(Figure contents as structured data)
--

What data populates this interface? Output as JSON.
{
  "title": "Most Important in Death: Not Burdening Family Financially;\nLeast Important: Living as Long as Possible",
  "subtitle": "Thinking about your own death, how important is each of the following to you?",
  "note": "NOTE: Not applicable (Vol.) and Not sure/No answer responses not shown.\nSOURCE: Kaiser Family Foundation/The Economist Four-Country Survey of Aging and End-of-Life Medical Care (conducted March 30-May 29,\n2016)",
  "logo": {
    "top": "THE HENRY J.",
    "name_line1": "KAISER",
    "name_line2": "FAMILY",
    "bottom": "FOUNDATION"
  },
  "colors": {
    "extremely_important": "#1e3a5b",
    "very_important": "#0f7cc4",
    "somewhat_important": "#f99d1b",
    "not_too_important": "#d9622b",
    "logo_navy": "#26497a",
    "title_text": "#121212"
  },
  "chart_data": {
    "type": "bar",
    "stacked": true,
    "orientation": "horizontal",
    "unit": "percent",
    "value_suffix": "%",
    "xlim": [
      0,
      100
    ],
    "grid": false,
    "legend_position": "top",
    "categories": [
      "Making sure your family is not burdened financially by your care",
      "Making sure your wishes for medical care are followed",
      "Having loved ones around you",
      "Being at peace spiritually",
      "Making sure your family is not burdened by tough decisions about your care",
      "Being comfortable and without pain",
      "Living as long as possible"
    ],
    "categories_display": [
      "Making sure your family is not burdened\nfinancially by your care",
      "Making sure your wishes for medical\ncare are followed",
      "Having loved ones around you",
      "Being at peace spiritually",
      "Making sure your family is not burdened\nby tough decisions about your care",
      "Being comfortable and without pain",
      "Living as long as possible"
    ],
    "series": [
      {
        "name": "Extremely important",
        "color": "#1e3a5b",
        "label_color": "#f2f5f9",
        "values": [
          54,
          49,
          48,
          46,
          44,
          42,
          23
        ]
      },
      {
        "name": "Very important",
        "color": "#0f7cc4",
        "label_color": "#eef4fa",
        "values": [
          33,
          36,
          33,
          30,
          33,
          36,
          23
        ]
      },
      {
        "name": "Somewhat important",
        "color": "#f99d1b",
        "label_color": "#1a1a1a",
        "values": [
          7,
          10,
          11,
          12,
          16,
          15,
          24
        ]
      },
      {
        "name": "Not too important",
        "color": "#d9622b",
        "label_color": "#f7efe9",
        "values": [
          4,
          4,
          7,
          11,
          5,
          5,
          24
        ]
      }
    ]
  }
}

--

Written exercise:
Reproduce each entry above exactly, keeping every word.

Full answer:
What data populates this interface? Output as JSON.
{
  "title": "Most Important in Death: Not Burdening Family Financially;\nLeast Important: Living as Long as Possible",
  "subtitle": "Thinking about your own death, how important is each of the following to you?",
  "note": "NOTE: Not applicable (Vol.) and Not sure/No answer responses not shown.\nSOURCE: Kaiser Family Foundation/The Economist Four-Country Survey of Aging and End-of-Life Medical Care (conducted March 30-May 29,\n2016)",
  "logo": {
    "top": "THE HENRY J.",
    "name_line1": "KAISER",
    "name_line2": "FAMILY",
    "bottom": "FOUNDATION"
  },
  "colors": {
    "extremely_important": "#1e3a5b",
    "very_important": "#0f7cc4",
    "somewhat_important": "#f99d1b",
    "not_too_important": "#d9622b",
    "logo_navy": "#26497a",
    "title_text": "#121212"
  },
  "chart_data": {
    "type": "bar",
    "stacked": true,
    "orientation": "horizontal",
    "unit": "percent",
    "value_suffix": "%",
    "xlim": [
      0,
      100
    ],
    "grid": false,
    "legend_position": "top",
    "categories": [
      "Making sure your family is not burdened financially by your care",
      "Making sure your wishes for medical care are followed",
      "Having loved ones around you",
      "Being at peace spiritually",
      "Making sure your family is not burdened by tough decisions about your care",
      "Being comfortable and without pain",
      "Living as long as possible"
    ],
    "categories_display": [
      "Making sure your family is not burdened\nfinancially by your care",
      "Making sure your wishes for medical\ncare are followed",
      "Having loved ones around you",
      "Being at peace spiritually",
      "Making sure your family is not burdened\nby tough decisions about your care",
      "Being comfortable and without pain",
      "Living as long as possible"
    ],
    "series": [
      {
        "name": "Extremely important",
        "color": "#1e3a5b",
        "label_color": "#f2f5f9",
        "values": [
          54,
          49,
          48,
          46,
          44,
          42,
          23
        ]
      },
      {
        "name": "Very important",
        "color": "#0f7cc4",
        "label_color": "#eef4fa",
        "values": [
          33,
          36,
          33,
          30,
          33,
          36,
          23
        ]
      },
      {
        "name": "Somewhat important",
        "color": "#f99d1b",
        "label_color": "#1a1a1a",
        "values": [
          7,
          10,
          11,
          12,
          16,
          15,
          24
        ]
      },
      {
        "name": "Not too important",
        "color": "#d9622b",
        "label_color": "#f7efe9",
        "values": [
          4,
          4,
          7,
          11,
          5,
          5,
          24
        ]
      }
    ]
  }
}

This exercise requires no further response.